WHAT THE EXERCISE ASKS. Nothing in the data should change when you return it, but leave the pictures out.

RAW RECORDS.

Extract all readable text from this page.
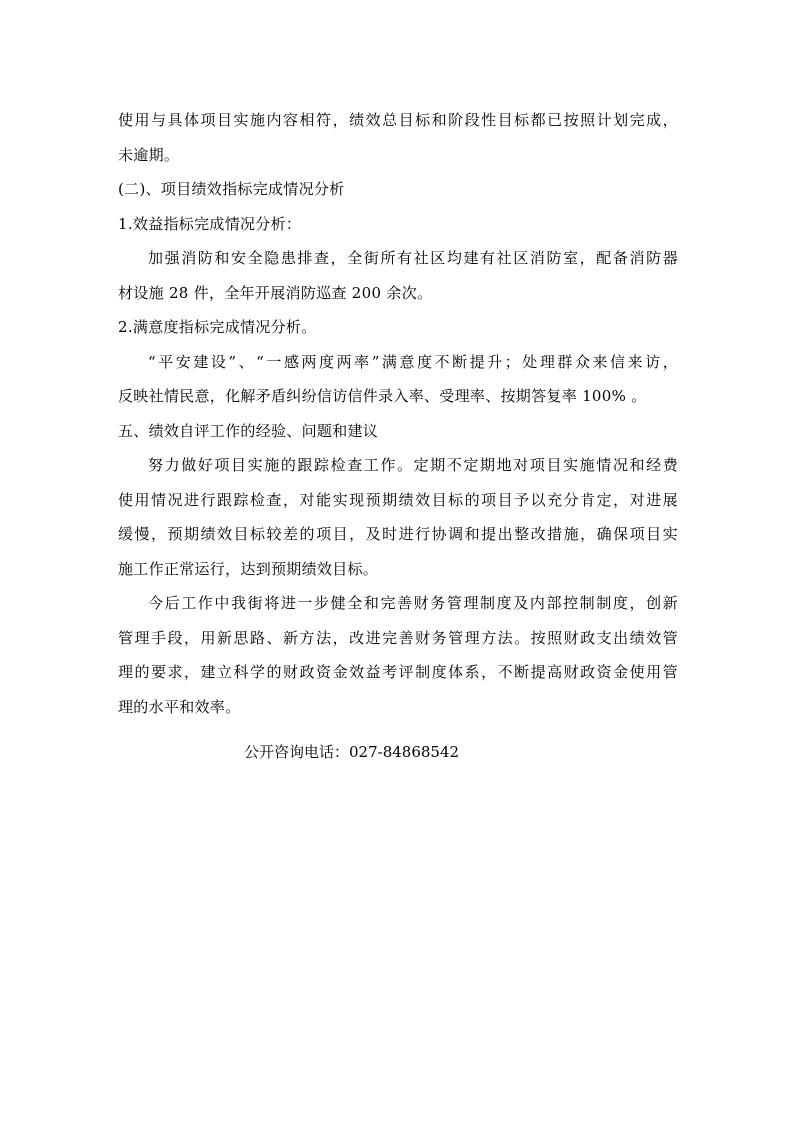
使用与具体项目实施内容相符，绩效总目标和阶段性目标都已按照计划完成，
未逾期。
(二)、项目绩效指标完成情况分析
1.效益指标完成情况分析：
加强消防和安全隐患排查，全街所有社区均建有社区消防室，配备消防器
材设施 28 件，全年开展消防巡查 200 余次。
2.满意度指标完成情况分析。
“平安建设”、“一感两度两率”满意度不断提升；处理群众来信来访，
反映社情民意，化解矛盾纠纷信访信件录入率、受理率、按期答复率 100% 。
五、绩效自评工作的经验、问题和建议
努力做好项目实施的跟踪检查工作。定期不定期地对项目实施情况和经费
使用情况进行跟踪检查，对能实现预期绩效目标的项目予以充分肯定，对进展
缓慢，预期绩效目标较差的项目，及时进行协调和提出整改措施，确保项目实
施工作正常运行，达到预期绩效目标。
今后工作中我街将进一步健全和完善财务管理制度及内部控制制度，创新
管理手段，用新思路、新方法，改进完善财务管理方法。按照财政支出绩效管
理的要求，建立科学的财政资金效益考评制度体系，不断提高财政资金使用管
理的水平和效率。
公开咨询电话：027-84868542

IN RESPONSE.
Extract all readable text from this page.
使用与具体项目实施内容相符，绩效总目标和阶段性目标都已按照计划完成，
未逾期。
(二)、项目绩效指标完成情况分析
1.效益指标完成情况分析：
加强消防和安全隐患排查，全街所有社区均建有社区消防室，配备消防器
材设施 28 件，全年开展消防巡查 200 余次。
2.满意度指标完成情况分析。
“平安建设”、“一感两度两率”满意度不断提升；处理群众来信来访，
反映社情民意，化解矛盾纠纷信访信件录入率、受理率、按期答复率 100% 。
五、绩效自评工作的经验、问题和建议
努力做好项目实施的跟踪检查工作。定期不定期地对项目实施情况和经费
使用情况进行跟踪检查，对能实现预期绩效目标的项目予以充分肯定，对进展
缓慢，预期绩效目标较差的项目，及时进行协调和提出整改措施，确保项目实
施工作正常运行，达到预期绩效目标。
今后工作中我街将进一步健全和完善财务管理制度及内部控制制度，创新
管理手段，用新思路、新方法，改进完善财务管理方法。按照财政支出绩效管
理的要求，建立科学的财政资金效益考评制度体系，不断提高财政资金使用管
理的水平和效率。
公开咨询电话：027-84868542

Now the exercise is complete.